WORK INSTRUCTIONS: Find the string "What" and gather every line that holds it.

--- Start of DATASET RECORDS ---

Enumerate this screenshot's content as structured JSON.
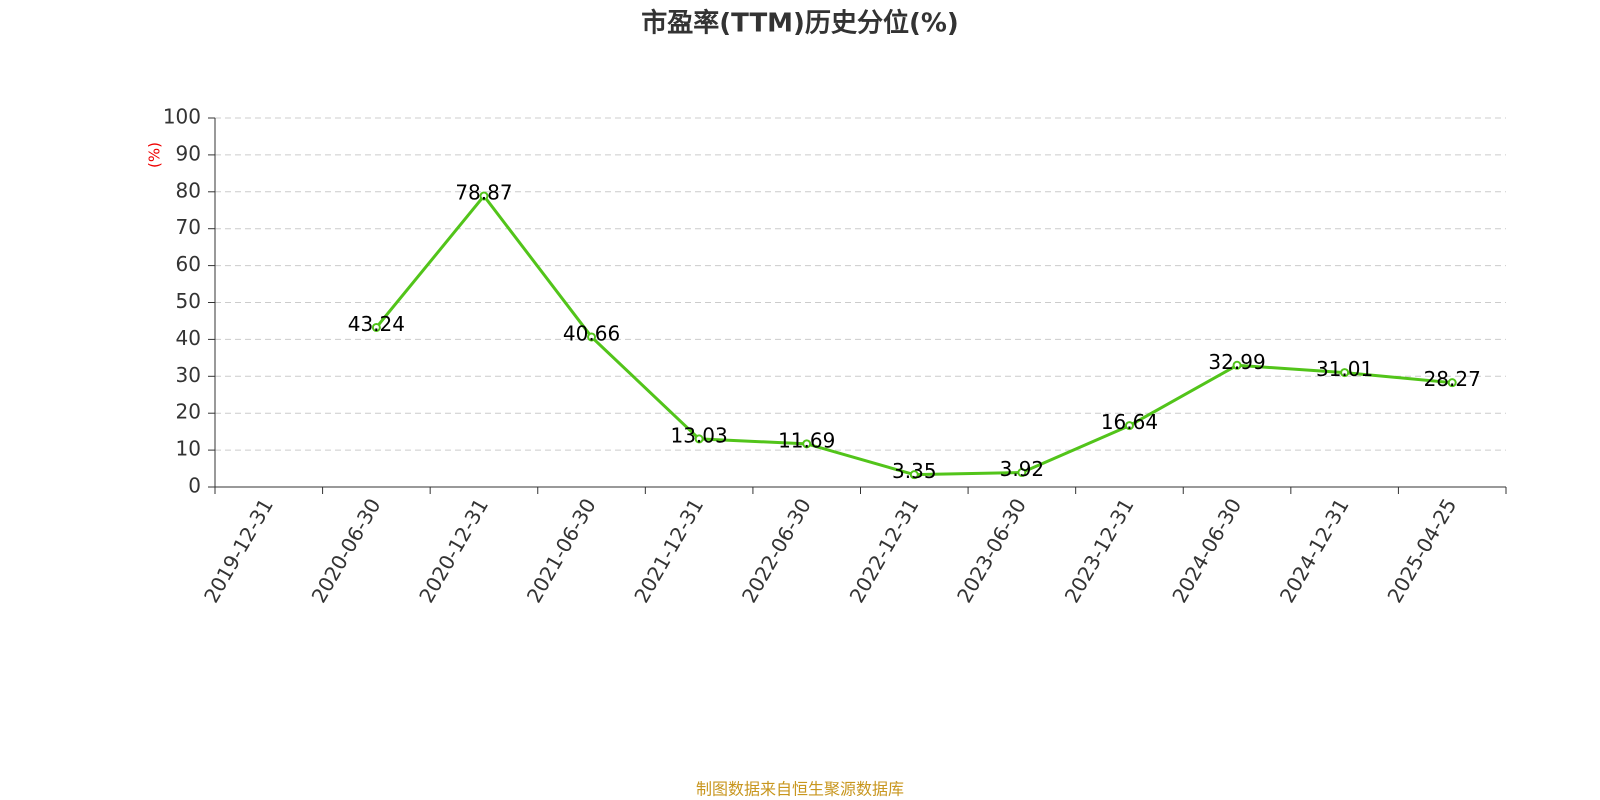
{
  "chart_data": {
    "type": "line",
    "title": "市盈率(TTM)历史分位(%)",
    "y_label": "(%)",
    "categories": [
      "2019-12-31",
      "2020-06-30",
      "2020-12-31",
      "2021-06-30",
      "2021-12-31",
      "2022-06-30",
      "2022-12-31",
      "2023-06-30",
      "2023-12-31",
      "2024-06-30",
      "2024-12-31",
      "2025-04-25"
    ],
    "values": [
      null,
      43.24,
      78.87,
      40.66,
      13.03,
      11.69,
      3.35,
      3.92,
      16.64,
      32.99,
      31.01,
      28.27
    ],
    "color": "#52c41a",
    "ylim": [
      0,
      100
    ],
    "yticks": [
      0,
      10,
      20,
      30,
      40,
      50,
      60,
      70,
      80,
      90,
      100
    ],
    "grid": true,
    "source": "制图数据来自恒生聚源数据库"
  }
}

--- End of DATASET RECORDS ---
--- Start of DATASET RECORDS ---

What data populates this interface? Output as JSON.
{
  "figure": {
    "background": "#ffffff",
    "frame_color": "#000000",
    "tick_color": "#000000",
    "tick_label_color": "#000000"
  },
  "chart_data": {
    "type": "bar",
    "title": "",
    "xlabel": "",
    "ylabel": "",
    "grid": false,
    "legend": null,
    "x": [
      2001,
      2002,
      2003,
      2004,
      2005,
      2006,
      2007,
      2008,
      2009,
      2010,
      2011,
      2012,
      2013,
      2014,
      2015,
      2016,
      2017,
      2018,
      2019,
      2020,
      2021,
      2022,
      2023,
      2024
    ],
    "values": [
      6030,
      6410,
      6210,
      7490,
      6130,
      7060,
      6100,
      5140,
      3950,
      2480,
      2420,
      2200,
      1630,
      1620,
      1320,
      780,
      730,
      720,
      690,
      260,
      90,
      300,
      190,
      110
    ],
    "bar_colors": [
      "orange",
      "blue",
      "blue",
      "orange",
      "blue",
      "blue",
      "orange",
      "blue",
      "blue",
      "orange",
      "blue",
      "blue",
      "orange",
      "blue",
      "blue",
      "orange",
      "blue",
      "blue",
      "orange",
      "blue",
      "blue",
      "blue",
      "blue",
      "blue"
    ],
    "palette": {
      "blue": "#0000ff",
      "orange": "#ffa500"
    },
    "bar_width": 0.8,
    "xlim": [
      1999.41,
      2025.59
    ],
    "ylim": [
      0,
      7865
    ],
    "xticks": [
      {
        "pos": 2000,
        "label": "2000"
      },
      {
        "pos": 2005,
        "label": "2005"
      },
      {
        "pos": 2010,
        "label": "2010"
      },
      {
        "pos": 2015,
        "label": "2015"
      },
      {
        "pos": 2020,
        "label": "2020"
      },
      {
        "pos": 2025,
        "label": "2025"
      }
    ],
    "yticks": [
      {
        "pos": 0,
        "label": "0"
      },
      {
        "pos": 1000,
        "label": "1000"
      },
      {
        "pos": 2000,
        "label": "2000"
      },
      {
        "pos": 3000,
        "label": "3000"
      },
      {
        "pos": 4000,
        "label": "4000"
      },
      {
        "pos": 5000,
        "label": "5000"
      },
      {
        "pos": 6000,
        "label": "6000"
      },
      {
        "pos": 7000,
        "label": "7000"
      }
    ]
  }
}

--- End of DATASET RECORDS ---
--- Start of DATASET RECORDS ---

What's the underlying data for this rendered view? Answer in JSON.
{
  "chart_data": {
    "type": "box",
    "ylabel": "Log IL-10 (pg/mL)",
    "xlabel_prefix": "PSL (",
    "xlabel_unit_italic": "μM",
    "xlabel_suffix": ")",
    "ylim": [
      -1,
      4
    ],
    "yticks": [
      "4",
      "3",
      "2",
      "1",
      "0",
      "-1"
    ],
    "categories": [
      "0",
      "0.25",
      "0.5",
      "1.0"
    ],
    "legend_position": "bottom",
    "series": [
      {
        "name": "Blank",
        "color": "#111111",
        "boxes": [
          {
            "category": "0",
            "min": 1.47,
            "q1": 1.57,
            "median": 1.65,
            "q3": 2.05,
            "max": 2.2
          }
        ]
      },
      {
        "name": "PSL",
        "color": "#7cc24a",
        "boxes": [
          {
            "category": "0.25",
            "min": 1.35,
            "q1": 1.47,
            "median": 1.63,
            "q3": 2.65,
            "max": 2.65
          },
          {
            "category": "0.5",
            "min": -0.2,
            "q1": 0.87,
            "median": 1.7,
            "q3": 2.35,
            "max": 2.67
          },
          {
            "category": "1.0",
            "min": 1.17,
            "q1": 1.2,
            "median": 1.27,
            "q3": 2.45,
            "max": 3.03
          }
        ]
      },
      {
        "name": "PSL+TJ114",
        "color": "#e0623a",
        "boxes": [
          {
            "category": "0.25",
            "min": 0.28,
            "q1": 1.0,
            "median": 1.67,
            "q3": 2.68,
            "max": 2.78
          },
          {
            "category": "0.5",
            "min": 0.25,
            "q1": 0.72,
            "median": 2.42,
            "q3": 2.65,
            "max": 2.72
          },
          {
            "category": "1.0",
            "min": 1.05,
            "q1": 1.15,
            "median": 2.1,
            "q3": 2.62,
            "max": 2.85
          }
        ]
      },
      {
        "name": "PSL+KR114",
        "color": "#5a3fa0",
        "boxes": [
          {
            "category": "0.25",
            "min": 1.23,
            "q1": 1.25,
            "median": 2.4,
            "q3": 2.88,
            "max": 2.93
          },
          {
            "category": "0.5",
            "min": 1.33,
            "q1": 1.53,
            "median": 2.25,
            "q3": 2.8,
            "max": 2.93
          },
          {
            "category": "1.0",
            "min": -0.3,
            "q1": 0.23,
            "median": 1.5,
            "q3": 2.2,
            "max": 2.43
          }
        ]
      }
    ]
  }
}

--- End of DATASET RECORDS ---

FINISHED EXERCISE:
What data populates this interface? Output as JSON.
What's the underlying data for this rendered view? Answer in JSON.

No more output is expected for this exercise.